## Your objective
Copy out every line exactly, passing over the pictures.

## Stored records
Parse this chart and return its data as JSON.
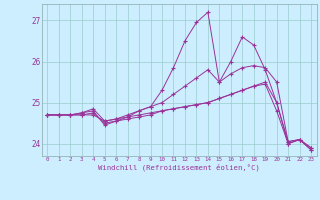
{
  "xlabel": "Windchill (Refroidissement éolien,°C)",
  "bg_color": "#cceeff",
  "line_color": "#993399",
  "grid_color": "#99cccc",
  "xlim": [
    -0.5,
    23.5
  ],
  "ylim": [
    23.7,
    27.4
  ],
  "yticks": [
    24,
    25,
    26,
    27
  ],
  "xtick_labels": [
    "0",
    "1",
    "2",
    "3",
    "4",
    "5",
    "6",
    "7",
    "8",
    "9",
    "10",
    "11",
    "12",
    "13",
    "14",
    "15",
    "16",
    "17",
    "18",
    "19",
    "20",
    "21",
    "22",
    "23"
  ],
  "series": [
    [
      24.7,
      24.7,
      24.7,
      24.75,
      24.8,
      24.45,
      24.55,
      24.65,
      24.8,
      24.9,
      25.3,
      25.85,
      26.5,
      26.95,
      27.2,
      25.5,
      26.0,
      26.6,
      26.4,
      25.8,
      25.0,
      24.05,
      24.1,
      23.9
    ],
    [
      24.7,
      24.7,
      24.7,
      24.75,
      24.85,
      24.55,
      24.6,
      24.7,
      24.8,
      24.9,
      25.0,
      25.2,
      25.4,
      25.6,
      25.8,
      25.5,
      25.7,
      25.85,
      25.9,
      25.85,
      25.5,
      24.05,
      24.1,
      23.9
    ],
    [
      24.7,
      24.7,
      24.7,
      24.7,
      24.75,
      24.5,
      24.55,
      24.6,
      24.65,
      24.7,
      24.8,
      24.85,
      24.9,
      24.95,
      25.0,
      25.1,
      25.2,
      25.3,
      25.4,
      25.5,
      25.0,
      24.0,
      24.1,
      23.85
    ],
    [
      24.7,
      24.7,
      24.7,
      24.7,
      24.7,
      24.55,
      24.6,
      24.65,
      24.7,
      24.75,
      24.8,
      24.85,
      24.9,
      24.95,
      25.0,
      25.1,
      25.2,
      25.3,
      25.4,
      25.45,
      24.8,
      24.0,
      24.1,
      23.85
    ]
  ],
  "figsize": [
    3.2,
    2.0
  ],
  "dpi": 100
}
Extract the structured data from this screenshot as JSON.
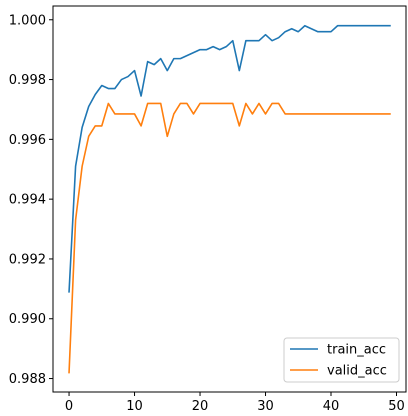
{
  "chart_data": {
    "type": "line",
    "title": "",
    "xlabel": "",
    "ylabel": "",
    "xlim": [
      -2.45,
      51.45
    ],
    "ylim": [
      0.98755,
      1.00046
    ],
    "grid": false,
    "legend_position": "lower-right",
    "x_ticks": [
      0,
      10,
      20,
      30,
      40,
      50
    ],
    "y_ticks": [
      0.988,
      0.99,
      0.992,
      0.994,
      0.996,
      0.998,
      1.0
    ],
    "x_tick_labels": [
      "0",
      "10",
      "20",
      "30",
      "40",
      "50"
    ],
    "y_tick_labels": [
      "0.988",
      "0.990",
      "0.992",
      "0.994",
      "0.996",
      "0.998",
      "1.000"
    ],
    "x": [
      0,
      1,
      2,
      3,
      4,
      5,
      6,
      7,
      8,
      9,
      10,
      11,
      12,
      13,
      14,
      15,
      16,
      17,
      18,
      19,
      20,
      21,
      22,
      23,
      24,
      25,
      26,
      27,
      28,
      29,
      30,
      31,
      32,
      33,
      34,
      35,
      36,
      37,
      38,
      39,
      40,
      41,
      42,
      43,
      44,
      45,
      46,
      47,
      48,
      49
    ],
    "series": [
      {
        "name": "train_acc",
        "color": "#1f77b4",
        "values": [
          0.9909,
          0.9951,
          0.9964,
          0.9971,
          0.9975,
          0.9978,
          0.9977,
          0.9977,
          0.998,
          0.9981,
          0.9983,
          0.99745,
          0.9986,
          0.9985,
          0.9987,
          0.9983,
          0.9987,
          0.9987,
          0.9988,
          0.9989,
          0.999,
          0.999,
          0.9991,
          0.999,
          0.9991,
          0.9993,
          0.9983,
          0.9993,
          0.9993,
          0.9993,
          0.9995,
          0.9993,
          0.9994,
          0.9996,
          0.9997,
          0.9996,
          0.9998,
          0.9997,
          0.9996,
          0.9996,
          0.9996,
          0.9998,
          0.9998,
          0.9998,
          0.9998,
          0.9998,
          0.9998,
          0.9998,
          0.9998,
          0.9998
        ]
      },
      {
        "name": "valid_acc",
        "color": "#ff7f0e",
        "values": [
          0.9882,
          0.9933,
          0.9951,
          0.9961,
          0.99645,
          0.99645,
          0.9972,
          0.99685,
          0.99685,
          0.99685,
          0.99685,
          0.99645,
          0.9972,
          0.9972,
          0.9972,
          0.9961,
          0.99685,
          0.9972,
          0.9972,
          0.99685,
          0.9972,
          0.9972,
          0.9972,
          0.9972,
          0.9972,
          0.9972,
          0.99645,
          0.9972,
          0.99685,
          0.9972,
          0.99685,
          0.9972,
          0.9972,
          0.99685,
          0.99685,
          0.99685,
          0.99685,
          0.99685,
          0.99685,
          0.99685,
          0.99685,
          0.99685,
          0.99685,
          0.99685,
          0.99685,
          0.99685,
          0.99685,
          0.99685,
          0.99685,
          0.99685
        ]
      }
    ]
  }
}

## Answer to this exercise
Parse this chart and return its data as JSON.
{
  "xlabel": "Windchill (Refroidissement éolien,°C)",
  "bg_color": "#cceeff",
  "line_color": "#993399",
  "grid_color": "#99cccc",
  "xlim": [
    -0.5,
    23.5
  ],
  "ylim": [
    23.7,
    27.4
  ],
  "yticks": [
    24,
    25,
    26,
    27
  ],
  "xtick_labels": [
    "0",
    "1",
    "2",
    "3",
    "4",
    "5",
    "6",
    "7",
    "8",
    "9",
    "10",
    "11",
    "12",
    "13",
    "14",
    "15",
    "16",
    "17",
    "18",
    "19",
    "20",
    "21",
    "22",
    "23"
  ],
  "series": [
    [
      24.7,
      24.7,
      24.7,
      24.75,
      24.8,
      24.45,
      24.55,
      24.65,
      24.8,
      24.9,
      25.3,
      25.85,
      26.5,
      26.95,
      27.2,
      25.5,
      26.0,
      26.6,
      26.4,
      25.8,
      25.0,
      24.05,
      24.1,
      23.9
    ],
    [
      24.7,
      24.7,
      24.7,
      24.75,
      24.85,
      24.55,
      24.6,
      24.7,
      24.8,
      24.9,
      25.0,
      25.2,
      25.4,
      25.6,
      25.8,
      25.5,
      25.7,
      25.85,
      25.9,
      25.85,
      25.5,
      24.05,
      24.1,
      23.9
    ],
    [
      24.7,
      24.7,
      24.7,
      24.7,
      24.75,
      24.5,
      24.55,
      24.6,
      24.65,
      24.7,
      24.8,
      24.85,
      24.9,
      24.95,
      25.0,
      25.1,
      25.2,
      25.3,
      25.4,
      25.5,
      25.0,
      24.0,
      24.1,
      23.85
    ],
    [
      24.7,
      24.7,
      24.7,
      24.7,
      24.7,
      24.55,
      24.6,
      24.65,
      24.7,
      24.75,
      24.8,
      24.85,
      24.9,
      24.95,
      25.0,
      25.1,
      25.2,
      25.3,
      25.4,
      25.45,
      24.8,
      24.0,
      24.1,
      23.85
    ]
  ],
  "figsize": [
    3.2,
    2.0
  ],
  "dpi": 100
}
Extract the structured data from this screenshot as JSON.
{
  "chart_data": {
    "type": "line",
    "title": "",
    "xlabel": "",
    "ylabel": "",
    "xlim": [
      -2.45,
      51.45
    ],
    "ylim": [
      0.98755,
      1.00046
    ],
    "grid": false,
    "legend_position": "lower-right",
    "x_ticks": [
      0,
      10,
      20,
      30,
      40,
      50
    ],
    "y_ticks": [
      0.988,
      0.99,
      0.992,
      0.994,
      0.996,
      0.998,
      1.0
    ],
    "x_tick_labels": [
      "0",
      "10",
      "20",
      "30",
      "40",
      "50"
    ],
    "y_tick_labels": [
      "0.988",
      "0.990",
      "0.992",
      "0.994",
      "0.996",
      "0.998",
      "1.000"
    ],
    "x": [
      0,
      1,
      2,
      3,
      4,
      5,
      6,
      7,
      8,
      9,
      10,
      11,
      12,
      13,
      14,
      15,
      16,
      17,
      18,
      19,
      20,
      21,
      22,
      23,
      24,
      25,
      26,
      27,
      28,
      29,
      30,
      31,
      32,
      33,
      34,
      35,
      36,
      37,
      38,
      39,
      40,
      41,
      42,
      43,
      44,
      45,
      46,
      47,
      48,
      49
    ],
    "series": [
      {
        "name": "train_acc",
        "color": "#1f77b4",
        "values": [
          0.9909,
          0.9951,
          0.9964,
          0.9971,
          0.9975,
          0.9978,
          0.9977,
          0.9977,
          0.998,
          0.9981,
          0.9983,
          0.99745,
          0.9986,
          0.9985,
          0.9987,
          0.9983,
          0.9987,
          0.9987,
          0.9988,
          0.9989,
          0.999,
          0.999,
          0.9991,
          0.999,
          0.9991,
          0.9993,
          0.9983,
          0.9993,
          0.9993,
          0.9993,
          0.9995,
          0.9993,
          0.9994,
          0.9996,
          0.9997,
          0.9996,
          0.9998,
          0.9997,
          0.9996,
          0.9996,
          0.9996,
          0.9998,
          0.9998,
          0.9998,
          0.9998,
          0.9998,
          0.9998,
          0.9998,
          0.9998,
          0.9998
        ]
      },
      {
        "name": "valid_acc",
        "color": "#ff7f0e",
        "values": [
          0.9882,
          0.9933,
          0.9951,
          0.9961,
          0.99645,
          0.99645,
          0.9972,
          0.99685,
          0.99685,
          0.99685,
          0.99685,
          0.99645,
          0.9972,
          0.9972,
          0.9972,
          0.9961,
          0.99685,
          0.9972,
          0.9972,
          0.99685,
          0.9972,
          0.9972,
          0.9972,
          0.9972,
          0.9972,
          0.9972,
          0.99645,
          0.9972,
          0.99685,
          0.9972,
          0.99685,
          0.9972,
          0.9972,
          0.99685,
          0.99685,
          0.99685,
          0.99685,
          0.99685,
          0.99685,
          0.99685,
          0.99685,
          0.99685,
          0.99685,
          0.99685,
          0.99685,
          0.99685,
          0.99685,
          0.99685,
          0.99685,
          0.99685
        ]
      }
    ]
  }
}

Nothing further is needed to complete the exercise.